#### [The task]
Identify the lines that contain the word "thyristor", then copy them.

:: Data section

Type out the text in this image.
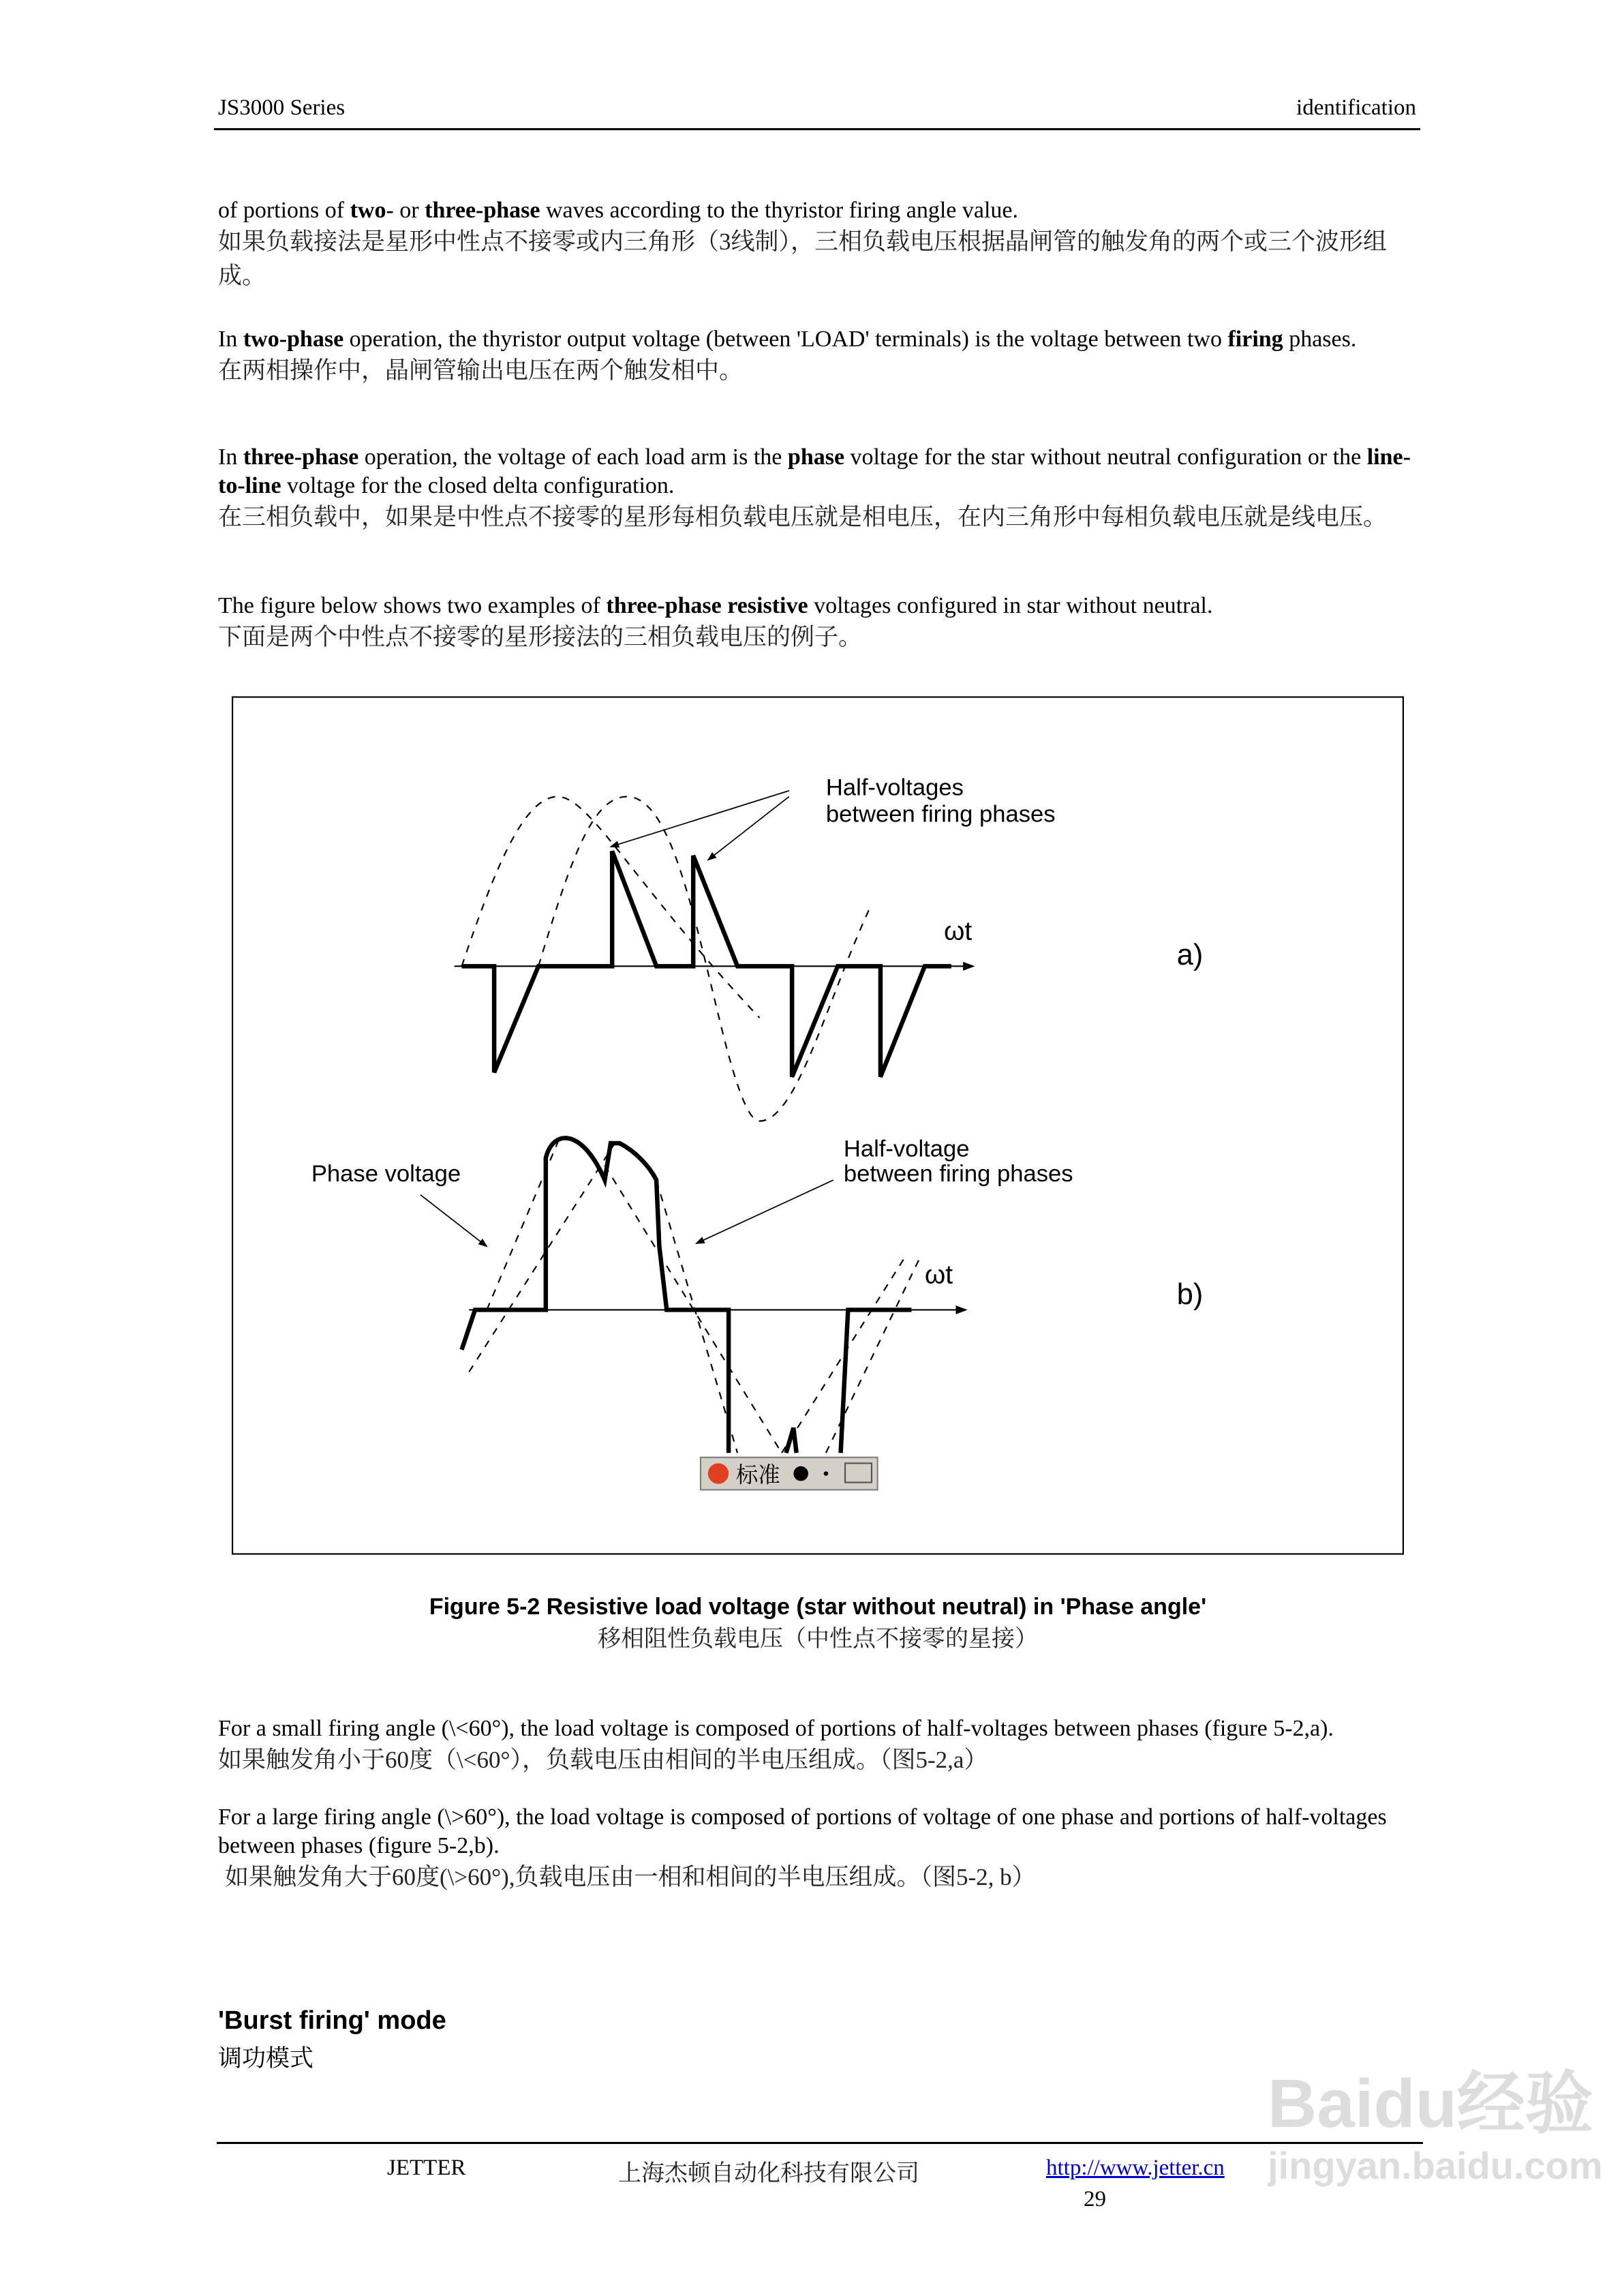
JS3000 Series	identification
of portions of two- or three-phase waves according to the thyristor firing angle value.
如果负载接法是星形中性点不接零或内三角形（3线制），三相负载电压根据晶闸管的触发角的两个或三个波形组成。
In two-phase operation, the thyristor output voltage (between 'LOAD' terminals) is the voltage between two firing phases.
在两相操作中，晶闸管输出电压在两个触发相中。
In three-phase operation, the voltage of each load arm is the phase voltage for the star without neutral configuration or the line-to-line voltage for the closed delta configuration.
在三相负载中，如果是中性点不接零的星形每相负载电压就是相电压，在内三角形中每相负载电压就是线电压。
The figure below shows two examples of three-phase resistive voltages configured in star without neutral.
下面是两个中性点不接零的星形接法的三相负载电压的例子。
Half-voltages
between firing phases
ωt
a)
Phase voltage
Half-voltage
between firing phases
ωt
b)
标准
Figure 5-2 Resistive load voltage (star without neutral) in 'Phase angle'
移相阻性负载电压（中性点不接零的星接）
For a small firing angle (\<60°), the load voltage is composed of portions of half-voltages between phases (figure 5-2,a).
如果触发角小于60度（\<60°），负载电压由相间的半电压组成。（图5-2,a）
For a large firing angle (\>60°), the load voltage is composed of portions of voltage of one phase and portions of half-voltages between phases (figure 5-2,b).
如果触发角大于60度(\>60°),负载电压由一相和相间的半电压组成。（图5-2, b）
'Burst firing' mode
调功模式
JETTER	上海杰顿自动化科技有限公司	http://www.jetter.cn
29
Baidu经验
jingyan.baidu.com
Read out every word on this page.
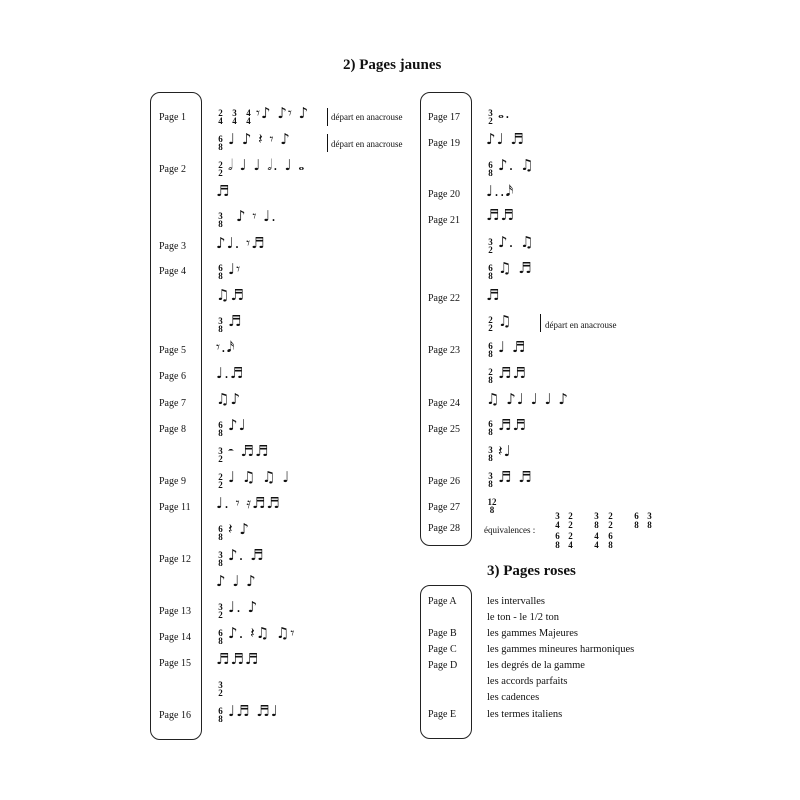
2) Pages jaunes
3) Pages roses
Page 1
Page 2
Page 3
Page 4
Page 5
Page 6
Page 7
Page 8
Page 9
Page 11
Page 12
Page 13
Page 14
Page 15
Page 16
Page 17
Page 19
Page 20
Page 21
Page 22
Page 23
Page 24
Page 25
Page 26
Page 27
Page 28
Page A
Page B
Page C
Page D
Page E
les intervalles
le ton - le 1/2 ton
les gammes Majeures
les gammes mineures harmoniques
les degrés de la gamme
les accords parfaits
les cadences
les termes italiens
départ en anacrouse
départ en anacrouse
départ en anacrouse
équivalences :
3
4
2
2
3
8
2
2
6
8
3
8
6
8
2
4
4
4
6
8
2
4
3
4
4
4
6
8
2
2
3
8
6
8
3
8
6
8
3
2
2
2
6
8
3
8
3
2
6
8
3
2
6
8
3
2
6
8
3
2
6
8
2
2
6
8
2
8
6
8
3
8
3
8
12
8
𝄾♪ ♪𝄾 ♪
♩ ♪ 𝄽 𝄾 ♪
𝅗𝅥 ♩ ♩ 𝅗𝅥. ♩ 𝅝
♬
♪ 𝄾 ♩.
♪♩. 𝄾♬
♩𝄾
♫♬
♬
𝄾.𝅘𝅥𝅯
♩.♬
♫♪
♪♩
𝄼 ♬♬
♩ ♫ ♫ ♩
♩. 𝄾 𝄿♬♬
𝄽 ♪
♪. ♬
♪ ♩ ♪
♩. ♪
♪. 𝄽♫ ♫𝄾
♬♬♬
♩♬ ♬♩
𝅝.
♪♩ ♬
♪. ♫
♩..𝅘𝅥𝅯
♬♬
♪. ♫
♫ ♬
♬
♫
♩ ♬
♬♬
♫ ♪♩ ♩ ♩ ♪
♬♬
𝄽♩
♬ ♬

::::

#### [Complete output]
of portions of two- or three-phase waves according to the thyristor firing angle value.
In two-phase operation, the thyristor output voltage (between 'LOAD' terminals) is the voltage between two firing phases.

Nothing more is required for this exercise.